## What is being asked
Give back the data below exactly, with every line kept the same.

## Records from a data source

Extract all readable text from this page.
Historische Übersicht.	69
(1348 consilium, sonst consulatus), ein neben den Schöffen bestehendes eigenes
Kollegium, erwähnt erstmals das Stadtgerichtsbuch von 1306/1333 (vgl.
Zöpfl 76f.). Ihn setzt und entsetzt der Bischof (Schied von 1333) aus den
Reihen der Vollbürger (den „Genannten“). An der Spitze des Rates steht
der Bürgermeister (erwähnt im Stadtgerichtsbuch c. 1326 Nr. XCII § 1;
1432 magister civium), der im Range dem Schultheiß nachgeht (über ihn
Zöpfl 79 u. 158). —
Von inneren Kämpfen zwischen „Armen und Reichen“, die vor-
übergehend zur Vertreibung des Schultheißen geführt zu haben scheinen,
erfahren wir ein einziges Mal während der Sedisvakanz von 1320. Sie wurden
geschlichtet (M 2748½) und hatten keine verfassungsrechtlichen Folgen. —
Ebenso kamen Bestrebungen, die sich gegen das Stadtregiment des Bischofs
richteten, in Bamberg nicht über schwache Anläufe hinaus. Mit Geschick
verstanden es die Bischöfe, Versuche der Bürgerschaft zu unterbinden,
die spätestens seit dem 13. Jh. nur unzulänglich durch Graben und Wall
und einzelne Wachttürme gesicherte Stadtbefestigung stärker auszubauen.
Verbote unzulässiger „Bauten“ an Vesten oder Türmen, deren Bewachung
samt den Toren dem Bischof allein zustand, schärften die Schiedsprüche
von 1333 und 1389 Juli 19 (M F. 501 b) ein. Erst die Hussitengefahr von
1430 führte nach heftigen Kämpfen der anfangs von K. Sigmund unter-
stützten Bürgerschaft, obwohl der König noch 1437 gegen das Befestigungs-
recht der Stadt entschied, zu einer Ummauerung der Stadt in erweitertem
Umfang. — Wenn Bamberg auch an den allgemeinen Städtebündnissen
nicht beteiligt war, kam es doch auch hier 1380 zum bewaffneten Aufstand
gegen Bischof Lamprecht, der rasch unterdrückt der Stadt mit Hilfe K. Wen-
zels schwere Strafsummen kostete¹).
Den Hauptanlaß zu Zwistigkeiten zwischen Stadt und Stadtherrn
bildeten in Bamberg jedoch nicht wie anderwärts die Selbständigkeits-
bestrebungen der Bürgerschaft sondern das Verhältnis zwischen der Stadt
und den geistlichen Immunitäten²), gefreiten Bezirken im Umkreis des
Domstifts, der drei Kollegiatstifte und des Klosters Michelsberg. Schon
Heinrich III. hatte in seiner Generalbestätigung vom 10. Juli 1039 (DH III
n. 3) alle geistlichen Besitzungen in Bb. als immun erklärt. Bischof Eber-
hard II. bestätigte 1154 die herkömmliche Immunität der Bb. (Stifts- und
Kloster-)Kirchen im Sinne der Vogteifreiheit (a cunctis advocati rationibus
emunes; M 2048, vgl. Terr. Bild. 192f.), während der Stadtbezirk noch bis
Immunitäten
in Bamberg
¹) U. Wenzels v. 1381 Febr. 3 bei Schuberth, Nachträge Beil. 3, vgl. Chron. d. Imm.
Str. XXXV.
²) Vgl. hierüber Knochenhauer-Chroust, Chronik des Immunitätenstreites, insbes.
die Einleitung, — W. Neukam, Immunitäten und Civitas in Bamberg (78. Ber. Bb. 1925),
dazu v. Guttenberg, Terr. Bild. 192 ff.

## Task result
Extract all readable text from this page.
Historische Übersicht.	69
(1348 consilium, sonst consulatus), ein neben den Schöffen bestehendes eigenes
Kollegium, erwähnt erstmals das Stadtgerichtsbuch von 1306/1333 (vgl.
Zöpfl 76f.). Ihn setzt und entsetzt der Bischof (Schied von 1333) aus den
Reihen der Vollbürger (den „Genannten“). An der Spitze des Rates steht
der Bürgermeister (erwähnt im Stadtgerichtsbuch c. 1326 Nr. XCII § 1;
1432 magister civium), der im Range dem Schultheiß nachgeht (über ihn
Zöpfl 79 u. 158). —
Von inneren Kämpfen zwischen „Armen und Reichen“, die vor-
übergehend zur Vertreibung des Schultheißen geführt zu haben scheinen,
erfahren wir ein einziges Mal während der Sedisvakanz von 1320. Sie wurden
geschlichtet (M 2748½) und hatten keine verfassungsrechtlichen Folgen. —
Ebenso kamen Bestrebungen, die sich gegen das Stadtregiment des Bischofs
richteten, in Bamberg nicht über schwache Anläufe hinaus. Mit Geschick
verstanden es die Bischöfe, Versuche der Bürgerschaft zu unterbinden,
die spätestens seit dem 13. Jh. nur unzulänglich durch Graben und Wall
und einzelne Wachttürme gesicherte Stadtbefestigung stärker auszubauen.
Verbote unzulässiger „Bauten“ an Vesten oder Türmen, deren Bewachung
samt den Toren dem Bischof allein zustand, schärften die Schiedsprüche
von 1333 und 1389 Juli 19 (M F. 501 b) ein. Erst die Hussitengefahr von
1430 führte nach heftigen Kämpfen der anfangs von K. Sigmund unter-
stützten Bürgerschaft, obwohl der König noch 1437 gegen das Befestigungs-
recht der Stadt entschied, zu einer Ummauerung der Stadt in erweitertem
Umfang. — Wenn Bamberg auch an den allgemeinen Städtebündnissen
nicht beteiligt war, kam es doch auch hier 1380 zum bewaffneten Aufstand
gegen Bischof Lamprecht, der rasch unterdrückt der Stadt mit Hilfe K. Wen-
zels schwere Strafsummen kostete¹).
Den Hauptanlaß zu Zwistigkeiten zwischen Stadt und Stadtherrn
bildeten in Bamberg jedoch nicht wie anderwärts die Selbständigkeits-
bestrebungen der Bürgerschaft sondern das Verhältnis zwischen der Stadt
und den geistlichen Immunitäten²), gefreiten Bezirken im Umkreis des
Domstifts, der drei Kollegiatstifte und des Klosters Michelsberg. Schon
Heinrich III. hatte in seiner Generalbestätigung vom 10. Juli 1039 (DH III
n. 3) alle geistlichen Besitzungen in Bb. als immun erklärt. Bischof Eber-
hard II. bestätigte 1154 die herkömmliche Immunität der Bb. (Stifts- und
Kloster-)Kirchen im Sinne der Vogteifreiheit (a cunctis advocati rationibus
emunes; M 2048, vgl. Terr. Bild. 192f.), während der Stadtbezirk noch bis
Immunitäten
in Bamberg
¹) U. Wenzels v. 1381 Febr. 3 bei Schuberth, Nachträge Beil. 3, vgl. Chron. d. Imm.
Str. XXXV.
²) Vgl. hierüber Knochenhauer-Chroust, Chronik des Immunitätenstreites, insbes.
die Einleitung, — W. Neukam, Immunitäten und Civitas in Bamberg (78. Ber. Bb. 1925),
dazu v. Guttenberg, Terr. Bild. 192 ff.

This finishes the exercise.